__AIM__
Repeat the entire listing exactly as written.

__GIVEN DATA__
● ● ● ● ●
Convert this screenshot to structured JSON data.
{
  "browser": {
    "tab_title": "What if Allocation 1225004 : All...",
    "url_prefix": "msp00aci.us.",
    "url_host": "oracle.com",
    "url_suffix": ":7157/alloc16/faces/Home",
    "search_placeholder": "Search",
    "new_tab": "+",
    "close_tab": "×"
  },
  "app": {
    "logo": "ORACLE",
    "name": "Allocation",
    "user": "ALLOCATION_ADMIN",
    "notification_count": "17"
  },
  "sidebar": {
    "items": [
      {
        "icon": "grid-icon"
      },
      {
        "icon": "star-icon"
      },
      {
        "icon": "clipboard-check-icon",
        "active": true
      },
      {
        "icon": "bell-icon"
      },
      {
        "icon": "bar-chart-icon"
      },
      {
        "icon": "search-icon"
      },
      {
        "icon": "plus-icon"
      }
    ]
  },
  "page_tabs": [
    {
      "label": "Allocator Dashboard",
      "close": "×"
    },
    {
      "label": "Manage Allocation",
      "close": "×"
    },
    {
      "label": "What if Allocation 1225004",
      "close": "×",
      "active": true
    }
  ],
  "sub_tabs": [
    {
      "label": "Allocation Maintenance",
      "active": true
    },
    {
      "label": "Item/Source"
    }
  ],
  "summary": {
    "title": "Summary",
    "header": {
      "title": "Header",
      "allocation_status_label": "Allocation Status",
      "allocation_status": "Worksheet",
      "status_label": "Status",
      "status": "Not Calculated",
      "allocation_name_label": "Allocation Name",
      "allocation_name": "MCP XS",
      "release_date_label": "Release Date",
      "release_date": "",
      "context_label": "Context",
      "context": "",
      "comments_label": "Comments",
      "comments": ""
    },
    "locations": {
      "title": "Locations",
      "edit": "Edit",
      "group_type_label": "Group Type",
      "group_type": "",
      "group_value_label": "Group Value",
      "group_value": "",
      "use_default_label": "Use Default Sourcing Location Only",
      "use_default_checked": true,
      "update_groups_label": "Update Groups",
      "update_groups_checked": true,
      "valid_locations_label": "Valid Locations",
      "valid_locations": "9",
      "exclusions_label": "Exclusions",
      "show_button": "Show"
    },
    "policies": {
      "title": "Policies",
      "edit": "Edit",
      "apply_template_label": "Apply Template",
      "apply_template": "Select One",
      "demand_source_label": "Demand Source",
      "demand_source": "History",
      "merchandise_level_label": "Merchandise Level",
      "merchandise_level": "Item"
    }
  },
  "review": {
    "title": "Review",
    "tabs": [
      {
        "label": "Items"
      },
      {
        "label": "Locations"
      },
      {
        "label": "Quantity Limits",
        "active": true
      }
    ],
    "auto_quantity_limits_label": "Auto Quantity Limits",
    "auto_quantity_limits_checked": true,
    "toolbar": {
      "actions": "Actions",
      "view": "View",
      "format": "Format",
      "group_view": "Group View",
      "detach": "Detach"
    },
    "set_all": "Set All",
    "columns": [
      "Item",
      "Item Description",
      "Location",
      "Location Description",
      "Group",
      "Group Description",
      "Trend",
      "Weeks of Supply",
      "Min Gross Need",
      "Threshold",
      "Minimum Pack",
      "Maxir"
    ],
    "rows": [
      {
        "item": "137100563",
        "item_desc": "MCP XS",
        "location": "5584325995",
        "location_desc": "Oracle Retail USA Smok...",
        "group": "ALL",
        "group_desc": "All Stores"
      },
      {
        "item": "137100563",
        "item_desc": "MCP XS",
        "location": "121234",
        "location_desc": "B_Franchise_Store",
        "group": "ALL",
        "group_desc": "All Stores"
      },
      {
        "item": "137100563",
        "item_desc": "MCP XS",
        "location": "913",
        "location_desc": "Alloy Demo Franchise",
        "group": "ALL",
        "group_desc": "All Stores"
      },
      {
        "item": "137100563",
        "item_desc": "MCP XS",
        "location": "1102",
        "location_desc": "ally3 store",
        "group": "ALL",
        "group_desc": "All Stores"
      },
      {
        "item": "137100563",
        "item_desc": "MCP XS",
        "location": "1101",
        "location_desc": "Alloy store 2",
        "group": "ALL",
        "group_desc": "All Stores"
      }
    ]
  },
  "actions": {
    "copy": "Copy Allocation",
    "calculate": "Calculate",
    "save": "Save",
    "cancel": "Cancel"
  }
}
● ● ● ● ●
__OUTPUT BELOW__
Convert this screenshot to structured JSON data.
{
  "browser": {
    "tab_title": "What if Allocation 1225004 : All...",
    "url_prefix": "msp00aci.us.",
    "url_host": "oracle.com",
    "url_suffix": ":7157/alloc16/faces/Home",
    "search_placeholder": "Search",
    "new_tab": "+",
    "close_tab": "×"
  },
  "app": {
    "logo": "ORACLE",
    "name": "Allocation",
    "user": "ALLOCATION_ADMIN",
    "notification_count": "17"
  },
  "sidebar": {
    "items": [
      {
        "icon": "grid-icon"
      },
      {
        "icon": "star-icon"
      },
      {
        "icon": "clipboard-check-icon",
        "active": true
      },
      {
        "icon": "bell-icon"
      },
      {
        "icon": "bar-chart-icon"
      },
      {
        "icon": "search-icon"
      },
      {
        "icon": "plus-icon"
      }
    ]
  },
  "page_tabs": [
    {
      "label": "Allocator Dashboard",
      "close": "×"
    },
    {
      "label": "Manage Allocation",
      "close": "×"
    },
    {
      "label": "What if Allocation 1225004",
      "close": "×",
      "active": true
    }
  ],
  "sub_tabs": [
    {
      "label": "Allocation Maintenance",
      "active": true
    },
    {
      "label": "Item/Source"
    }
  ],
  "summary": {
    "title": "Summary",
    "header": {
      "title": "Header",
      "allocation_status_label": "Allocation Status",
      "allocation_status": "Worksheet",
      "status_label": "Status",
      "status": "Not Calculated",
      "allocation_name_label": "Allocation Name",
      "allocation_name": "MCP XS",
      "release_date_label": "Release Date",
      "release_date": "",
      "context_label": "Context",
      "context": "",
      "comments_label": "Comments",
      "comments": ""
    },
    "locations": {
      "title": "Locations",
      "edit": "Edit",
      "group_type_label": "Group Type",
      "group_type": "",
      "group_value_label": "Group Value",
      "group_value": "",
      "use_default_label": "Use Default Sourcing Location Only",
      "use_default_checked": true,
      "update_groups_label": "Update Groups",
      "update_groups_checked": true,
      "valid_locations_label": "Valid Locations",
      "valid_locations": "9",
      "exclusions_label": "Exclusions",
      "show_button": "Show"
    },
    "policies": {
      "title": "Policies",
      "edit": "Edit",
      "apply_template_label": "Apply Template",
      "apply_template": "Select One",
      "demand_source_label": "Demand Source",
      "demand_source": "History",
      "merchandise_level_label": "Merchandise Level",
      "merchandise_level": "Item"
    }
  },
  "review": {
    "title": "Review",
    "tabs": [
      {
        "label": "Items"
      },
      {
        "label": "Locations"
      },
      {
        "label": "Quantity Limits",
        "active": true
      }
    ],
    "auto_quantity_limits_label": "Auto Quantity Limits",
    "auto_quantity_limits_checked": true,
    "toolbar": {
      "actions": "Actions",
      "view": "View",
      "format": "Format",
      "group_view": "Group View",
      "detach": "Detach"
    },
    "set_all": "Set All",
    "columns": [
      "Item",
      "Item Description",
      "Location",
      "Location Description",
      "Group",
      "Group Description",
      "Trend",
      "Weeks of Supply",
      "Min Gross Need",
      "Threshold",
      "Minimum Pack",
      "Maxir"
    ],
    "rows": [
      {
        "item": "137100563",
        "item_desc": "MCP XS",
        "location": "5584325995",
        "location_desc": "Oracle Retail USA Smok...",
        "group": "ALL",
        "group_desc": "All Stores"
      },
      {
        "item": "137100563",
        "item_desc": "MCP XS",
        "location": "121234",
        "location_desc": "B_Franchise_Store",
        "group": "ALL",
        "group_desc": "All Stores"
      },
      {
        "item": "137100563",
        "item_desc": "MCP XS",
        "location": "913",
        "location_desc": "Alloy Demo Franchise",
        "group": "ALL",
        "group_desc": "All Stores"
      },
      {
        "item": "137100563",
        "item_desc": "MCP XS",
        "location": "1102",
        "location_desc": "ally3 store",
        "group": "ALL",
        "group_desc": "All Stores"
      },
      {
        "item": "137100563",
        "item_desc": "MCP XS",
        "location": "1101",
        "location_desc": "Alloy store 2",
        "group": "ALL",
        "group_desc": "All Stores"
      }
    ]
  },
  "actions": {
    "copy": "Copy Allocation",
    "calculate": "Calculate",
    "save": "Save",
    "cancel": "Cancel"
  }
}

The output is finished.